-- Begin AVAILABLE RECORDS --

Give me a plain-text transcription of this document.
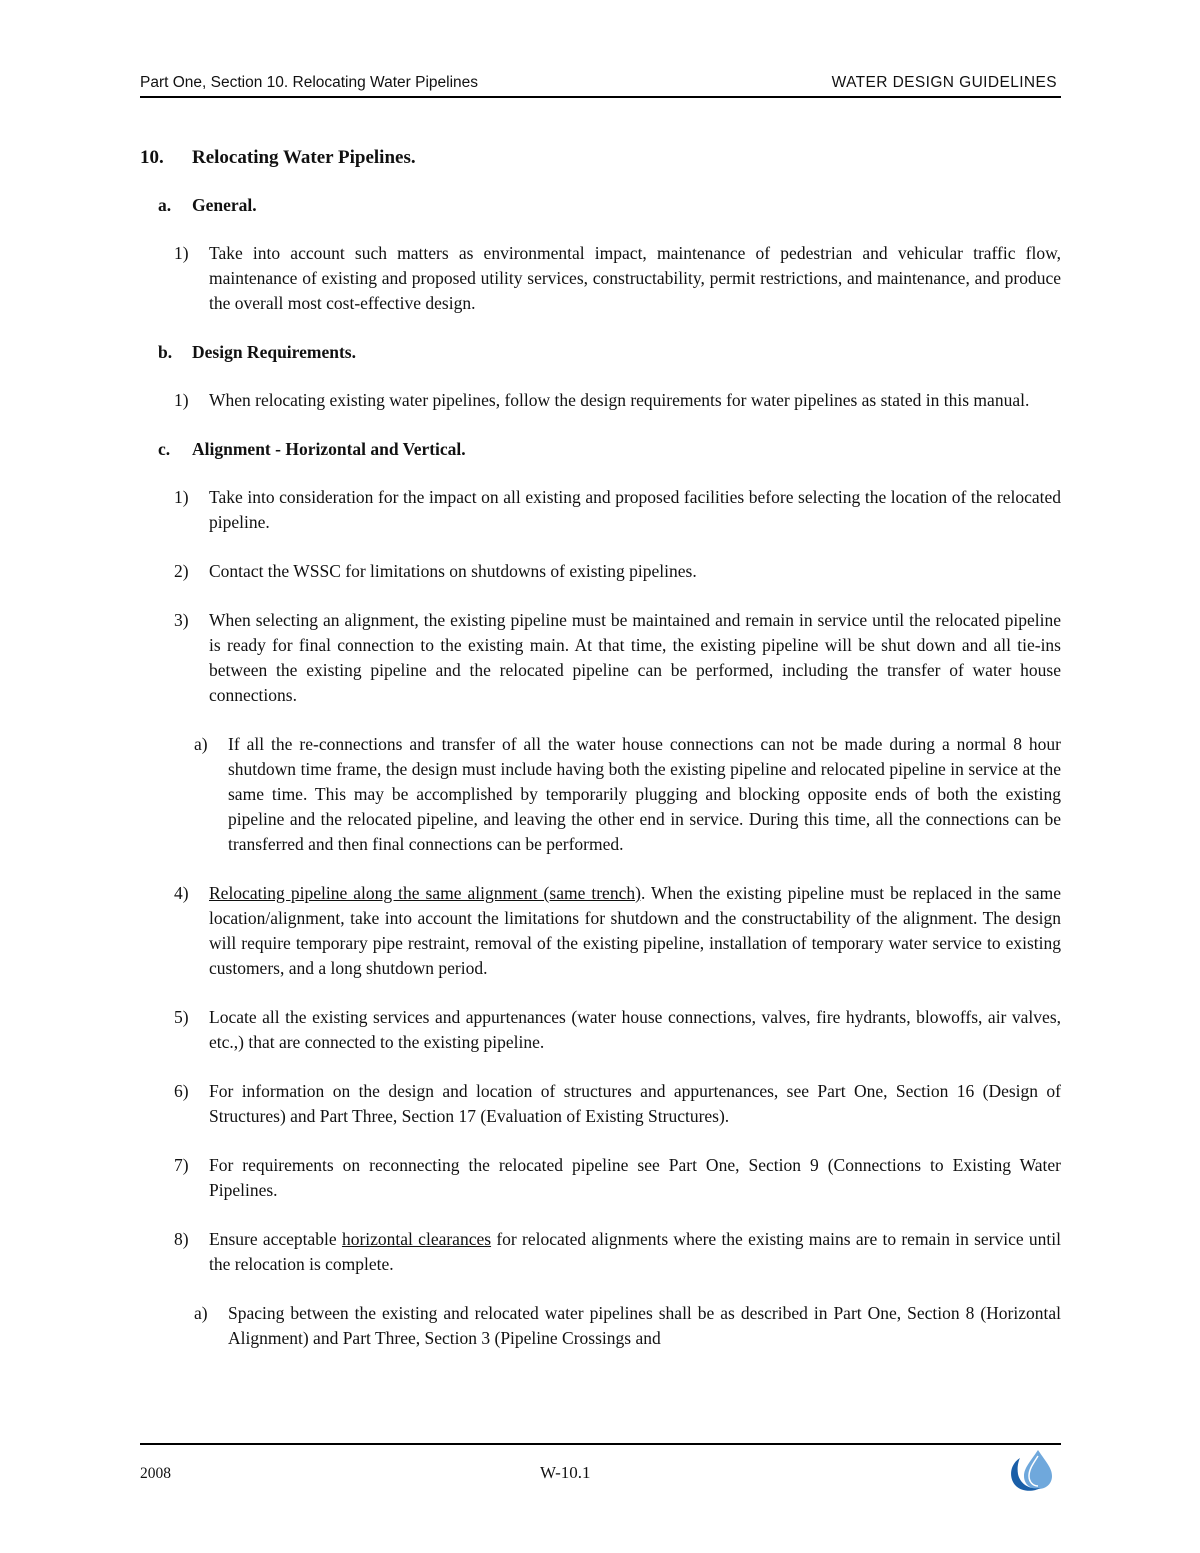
Part One, Section 10. Relocating Water Pipelines	WATER DESIGN GUIDELINES
10. Relocating Water Pipelines.
a. General.
1) Take into account such matters as environmental impact, maintenance of pedestrian and vehicular traffic flow, maintenance of existing and proposed utility services, constructability, permit restrictions, and maintenance, and produce the overall most cost-effective design.
b. Design Requirements.
1) When relocating existing water pipelines, follow the design requirements for water pipelines as stated in this manual.
c. Alignment - Horizontal and Vertical.
1) Take into consideration for the impact on all existing and proposed facilities before selecting the location of the relocated pipeline.
2) Contact the WSSC for limitations on shutdowns of existing pipelines.
3) When selecting an alignment, the existing pipeline must be maintained and remain in service until the relocated pipeline is ready for final connection to the existing main. At that time, the existing pipeline will be shut down and all tie-ins between the existing pipeline and the relocated pipeline can be performed, including the transfer of water house connections.
a) If all the re-connections and transfer of all the water house connections can not be made during a normal 8 hour shutdown time frame, the design must include having both the existing pipeline and relocated pipeline in service at the same time. This may be accomplished by temporarily plugging and blocking opposite ends of both the existing pipeline and the relocated pipeline, and leaving the other end in service. During this time, all the connections can be transferred and then final connections can be performed.
4) Relocating pipeline along the same alignment (same trench). When the existing pipeline must be replaced in the same location/alignment, take into account the limitations for shutdown and the constructability of the alignment. The design will require temporary pipe restraint, removal of the existing pipeline, installation of temporary water service to existing customers, and a long shutdown period.
5) Locate all the existing services and appurtenances (water house connections, valves, fire hydrants, blowoffs, air valves, etc.,) that are connected to the existing pipeline.
6) For information on the design and location of structures and appurtenances, see Part One, Section 16 (Design of Structures) and Part Three, Section 17 (Evaluation of Existing Structures).
7) For requirements on reconnecting the relocated pipeline see Part One, Section 9 (Connections to Existing Water Pipelines.
8) Ensure acceptable horizontal clearances for relocated alignments where the existing mains are to remain in service until the relocation is complete.
a) Spacing between the existing and relocated water pipelines shall be as described in Part One, Section 8 (Horizontal Alignment) and Part Three, Section 3 (Pipeline Crossings and
2008	W-10.1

-- End AVAILABLE RECORDS --

TO DO:
Copy, from the material above, each line in which the string "limitations" occurs.

OUTPUT FOR THIS EXERCISE:
2) Contact the WSSC for limitations on shutdowns of existing pipelines.
4) Relocating pipeline along the same alignment (same trench). When the existing pipeline must be replaced in the same location/alignment, take into account the limitations for shutdown and the constructability of the alignment. The design will require temporary pipe restraint, removal of the existing pipeline, installation of temporary water service to existing customers, and a long shutdown period.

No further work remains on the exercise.